Problem
Pictures are not part of the copy; repeat everything else in the records exactly.

* Start *

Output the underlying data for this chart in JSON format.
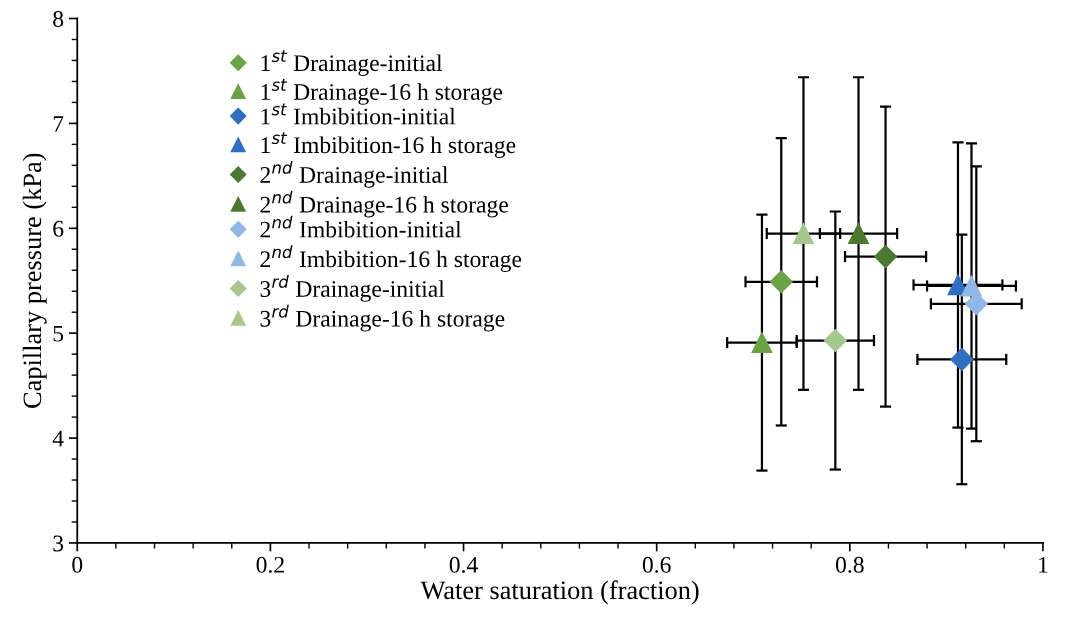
{
  "chart_data": {
    "type": "scatter",
    "xlabel": "Water saturation (fraction)",
    "ylabel": "Capillary pressure (kPa)",
    "xlim": [
      0,
      1
    ],
    "xticks": [
      0,
      0.2,
      0.4,
      0.6,
      0.8,
      1
    ],
    "ylim": [
      3,
      8
    ],
    "yticks": [
      3,
      4,
      5,
      6,
      7,
      8
    ],
    "grid": false,
    "legend": "top left",
    "series": [
      {
        "name": "1$^{st}$ Drainage-initial",
        "color": "#6aa342",
        "marker": "diamond",
        "x": [
          0.729
        ],
        "values": [
          5.49
        ],
        "xerrors": [
          0.037
        ],
        "errors": [
          1.37
        ]
      },
      {
        "name": "1$^{st}$ Drainage-16 h storage",
        "color": "#6aa342",
        "marker": "triangle",
        "x": [
          0.709
        ],
        "values": [
          4.91
        ],
        "xerrors": [
          0.036
        ],
        "errors": [
          1.22
        ]
      },
      {
        "name": "1$^{st}$ Imbibition-initial",
        "color": "#2e6fc4",
        "marker": "diamond",
        "x": [
          0.916
        ],
        "values": [
          4.75
        ],
        "xerrors": [
          0.046
        ],
        "errors": [
          1.19
        ]
      },
      {
        "name": "1$^{st}$ Imbibition-16 h storage",
        "color": "#2e6fc4",
        "marker": "triangle",
        "x": [
          0.912
        ],
        "values": [
          5.46
        ],
        "xerrors": [
          0.046
        ],
        "errors": [
          1.36
        ]
      },
      {
        "name": "2$^{nd}$ Drainage-initial",
        "color": "#4a7a2e",
        "marker": "diamond",
        "x": [
          0.837
        ],
        "values": [
          5.73
        ],
        "xerrors": [
          0.042
        ],
        "errors": [
          1.43
        ]
      },
      {
        "name": "2$^{nd}$ Drainage-16 h storage",
        "color": "#4a7a2e",
        "marker": "triangle",
        "x": [
          0.809
        ],
        "values": [
          5.95
        ],
        "xerrors": [
          0.04
        ],
        "errors": [
          1.49
        ]
      },
      {
        "name": "2$^{nd}$ Imbibition-initial",
        "color": "#8fb8e6",
        "marker": "diamond",
        "x": [
          0.931
        ],
        "values": [
          5.28
        ],
        "xerrors": [
          0.047
        ],
        "errors": [
          1.31
        ]
      },
      {
        "name": "2$^{nd}$ Imbibition-16 h storage",
        "color": "#8fb8e6",
        "marker": "triangle",
        "x": [
          0.926
        ],
        "values": [
          5.45
        ],
        "xerrors": [
          0.046
        ],
        "errors": [
          1.36
        ]
      },
      {
        "name": "3$^{rd}$ Drainage-initial",
        "color": "#a5c98d",
        "marker": "diamond",
        "x": [
          0.785
        ],
        "values": [
          4.93
        ],
        "xerrors": [
          0.04
        ],
        "errors": [
          1.23
        ]
      },
      {
        "name": "3$^{rd}$ Drainage-16 h storage",
        "color": "#a5c98d",
        "marker": "triangle",
        "x": [
          0.752
        ],
        "values": [
          5.95
        ],
        "xerrors": [
          0.038
        ],
        "errors": [
          1.49
        ]
      }
    ]
  }
}
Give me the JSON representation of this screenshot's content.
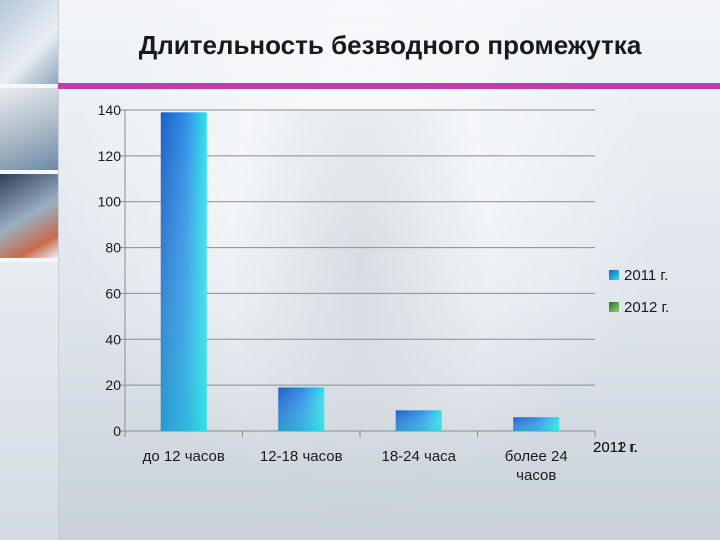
{
  "slide": {
    "title": "Длительность безводного промежутка"
  },
  "colors": {
    "accent_bar": "#c23bb5",
    "series_2011": "#1f6fd6",
    "series_2011_light": "#29d6e8",
    "series_2012": "#3f8f3a"
  },
  "chart_data": {
    "type": "bar",
    "categories": [
      "до 12 часов",
      "12-18 часов",
      "18-24 часа",
      "более 24 часов"
    ],
    "series": [
      {
        "name": "2011 г.",
        "values": [
          139,
          19,
          9,
          6
        ]
      },
      {
        "name": "2012 г.",
        "values": [
          0,
          0,
          0,
          0
        ]
      }
    ],
    "ylim": [
      0,
      140
    ],
    "yticks": [
      0,
      20,
      40,
      60,
      80,
      100,
      120,
      140
    ],
    "grid": true,
    "legend": "right",
    "overlap_label": "2012 г."
  }
}
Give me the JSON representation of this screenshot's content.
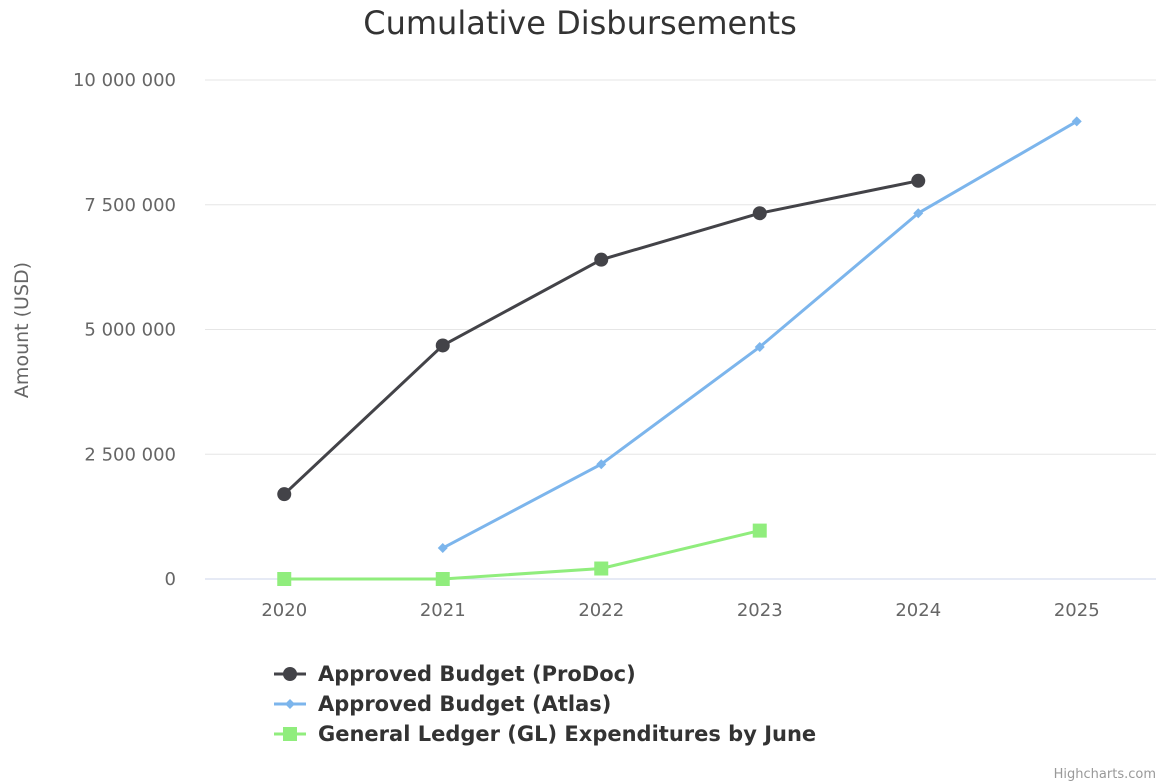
{
  "chart_data": {
    "type": "line",
    "title": "Cumulative Disbursements",
    "ylabel": "Amount (USD)",
    "xlabel": "",
    "categories": [
      "2020",
      "2021",
      "2022",
      "2023",
      "2024",
      "2025"
    ],
    "ylim": [
      0,
      10000000
    ],
    "yticks": [
      0,
      2500000,
      5000000,
      7500000,
      10000000
    ],
    "ytick_labels": [
      "0",
      "2 500 000",
      "5 000 000",
      "7 500 000",
      "10 000 000"
    ],
    "grid": true,
    "legend_position": "bottom",
    "series": [
      {
        "name": "Approved Budget (ProDoc)",
        "color": "#434348",
        "marker": "circle",
        "values": [
          1700000,
          4680000,
          6400000,
          7330000,
          7980000,
          null
        ]
      },
      {
        "name": "Approved Budget (Atlas)",
        "color": "#7cb5ec",
        "marker": "diamond",
        "values": [
          null,
          620000,
          2300000,
          4650000,
          7330000,
          9170000
        ]
      },
      {
        "name": "General Ledger (GL) Expenditures by June",
        "color": "#90ed7d",
        "marker": "square",
        "values": [
          0,
          0,
          210000,
          970000,
          null,
          null
        ]
      }
    ]
  },
  "credits": "Highcharts.com",
  "colors": {
    "grid": "#e6e6e6",
    "axis": "#ccd6eb"
  }
}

* End *

Task response
Output the underlying data for this chart in JSON format.
{
  "chart_data": {
    "type": "scatter",
    "xlabel": "Water saturation (fraction)",
    "ylabel": "Capillary pressure (kPa)",
    "xlim": [
      0,
      1
    ],
    "xticks": [
      0,
      0.2,
      0.4,
      0.6,
      0.8,
      1
    ],
    "ylim": [
      3,
      8
    ],
    "yticks": [
      3,
      4,
      5,
      6,
      7,
      8
    ],
    "grid": false,
    "legend": "top left",
    "series": [
      {
        "name": "1$^{st}$ Drainage-initial",
        "color": "#6aa342",
        "marker": "diamond",
        "x": [
          0.729
        ],
        "values": [
          5.49
        ],
        "xerrors": [
          0.037
        ],
        "errors": [
          1.37
        ]
      },
      {
        "name": "1$^{st}$ Drainage-16 h storage",
        "color": "#6aa342",
        "marker": "triangle",
        "x": [
          0.709
        ],
        "values": [
          4.91
        ],
        "xerrors": [
          0.036
        ],
        "errors": [
          1.22
        ]
      },
      {
        "name": "1$^{st}$ Imbibition-initial",
        "color": "#2e6fc4",
        "marker": "diamond",
        "x": [
          0.916
        ],
        "values": [
          4.75
        ],
        "xerrors": [
          0.046
        ],
        "errors": [
          1.19
        ]
      },
      {
        "name": "1$^{st}$ Imbibition-16 h storage",
        "color": "#2e6fc4",
        "marker": "triangle",
        "x": [
          0.912
        ],
        "values": [
          5.46
        ],
        "xerrors": [
          0.046
        ],
        "errors": [
          1.36
        ]
      },
      {
        "name": "2$^{nd}$ Drainage-initial",
        "color": "#4a7a2e",
        "marker": "diamond",
        "x": [
          0.837
        ],
        "values": [
          5.73
        ],
        "xerrors": [
          0.042
        ],
        "errors": [
          1.43
        ]
      },
      {
        "name": "2$^{nd}$ Drainage-16 h storage",
        "color": "#4a7a2e",
        "marker": "triangle",
        "x": [
          0.809
        ],
        "values": [
          5.95
        ],
        "xerrors": [
          0.04
        ],
        "errors": [
          1.49
        ]
      },
      {
        "name": "2$^{nd}$ Imbibition-initial",
        "color": "#8fb8e6",
        "marker": "diamond",
        "x": [
          0.931
        ],
        "values": [
          5.28
        ],
        "xerrors": [
          0.047
        ],
        "errors": [
          1.31
        ]
      },
      {
        "name": "2$^{nd}$ Imbibition-16 h storage",
        "color": "#8fb8e6",
        "marker": "triangle",
        "x": [
          0.926
        ],
        "values": [
          5.45
        ],
        "xerrors": [
          0.046
        ],
        "errors": [
          1.36
        ]
      },
      {
        "name": "3$^{rd}$ Drainage-initial",
        "color": "#a5c98d",
        "marker": "diamond",
        "x": [
          0.785
        ],
        "values": [
          4.93
        ],
        "xerrors": [
          0.04
        ],
        "errors": [
          1.23
        ]
      },
      {
        "name": "3$^{rd}$ Drainage-16 h storage",
        "color": "#a5c98d",
        "marker": "triangle",
        "x": [
          0.752
        ],
        "values": [
          5.95
        ],
        "xerrors": [
          0.038
        ],
        "errors": [
          1.49
        ]
      }
    ]
  }
}
Give me the JSON representation of this screenshot's content.
{
  "slide": {
    "title": "Длительность безводного промежутка"
  },
  "colors": {
    "accent_bar": "#c23bb5",
    "series_2011": "#1f6fd6",
    "series_2011_light": "#29d6e8",
    "series_2012": "#3f8f3a"
  },
  "chart_data": {
    "type": "bar",
    "categories": [
      "до 12 часов",
      "12-18 часов",
      "18-24 часа",
      "более 24 часов"
    ],
    "series": [
      {
        "name": "2011 г.",
        "values": [
          139,
          19,
          9,
          6
        ]
      },
      {
        "name": "2012 г.",
        "values": [
          0,
          0,
          0,
          0
        ]
      }
    ],
    "ylim": [
      0,
      140
    ],
    "yticks": [
      0,
      20,
      40,
      60,
      80,
      100,
      120,
      140
    ],
    "grid": true,
    "legend": "right",
    "overlap_label": "2012 г."
  }
}
Give me the JSON representation of this screenshot's content.
{
  "chart_data": {
    "type": "line",
    "title": "Cumulative Disbursements",
    "ylabel": "Amount (USD)",
    "xlabel": "",
    "categories": [
      "2020",
      "2021",
      "2022",
      "2023",
      "2024",
      "2025"
    ],
    "ylim": [
      0,
      10000000
    ],
    "yticks": [
      0,
      2500000,
      5000000,
      7500000,
      10000000
    ],
    "ytick_labels": [
      "0",
      "2 500 000",
      "5 000 000",
      "7 500 000",
      "10 000 000"
    ],
    "grid": true,
    "legend_position": "bottom",
    "series": [
      {
        "name": "Approved Budget (ProDoc)",
        "color": "#434348",
        "marker": "circle",
        "values": [
          1700000,
          4680000,
          6400000,
          7330000,
          7980000,
          null
        ]
      },
      {
        "name": "Approved Budget (Atlas)",
        "color": "#7cb5ec",
        "marker": "diamond",
        "values": [
          null,
          620000,
          2300000,
          4650000,
          7330000,
          9170000
        ]
      },
      {
        "name": "General Ledger (GL) Expenditures by June",
        "color": "#90ed7d",
        "marker": "square",
        "values": [
          0,
          0,
          210000,
          970000,
          null,
          null
        ]
      }
    ]
  },
  "credits": "Highcharts.com",
  "colors": {
    "grid": "#e6e6e6",
    "axis": "#ccd6eb"
  }
}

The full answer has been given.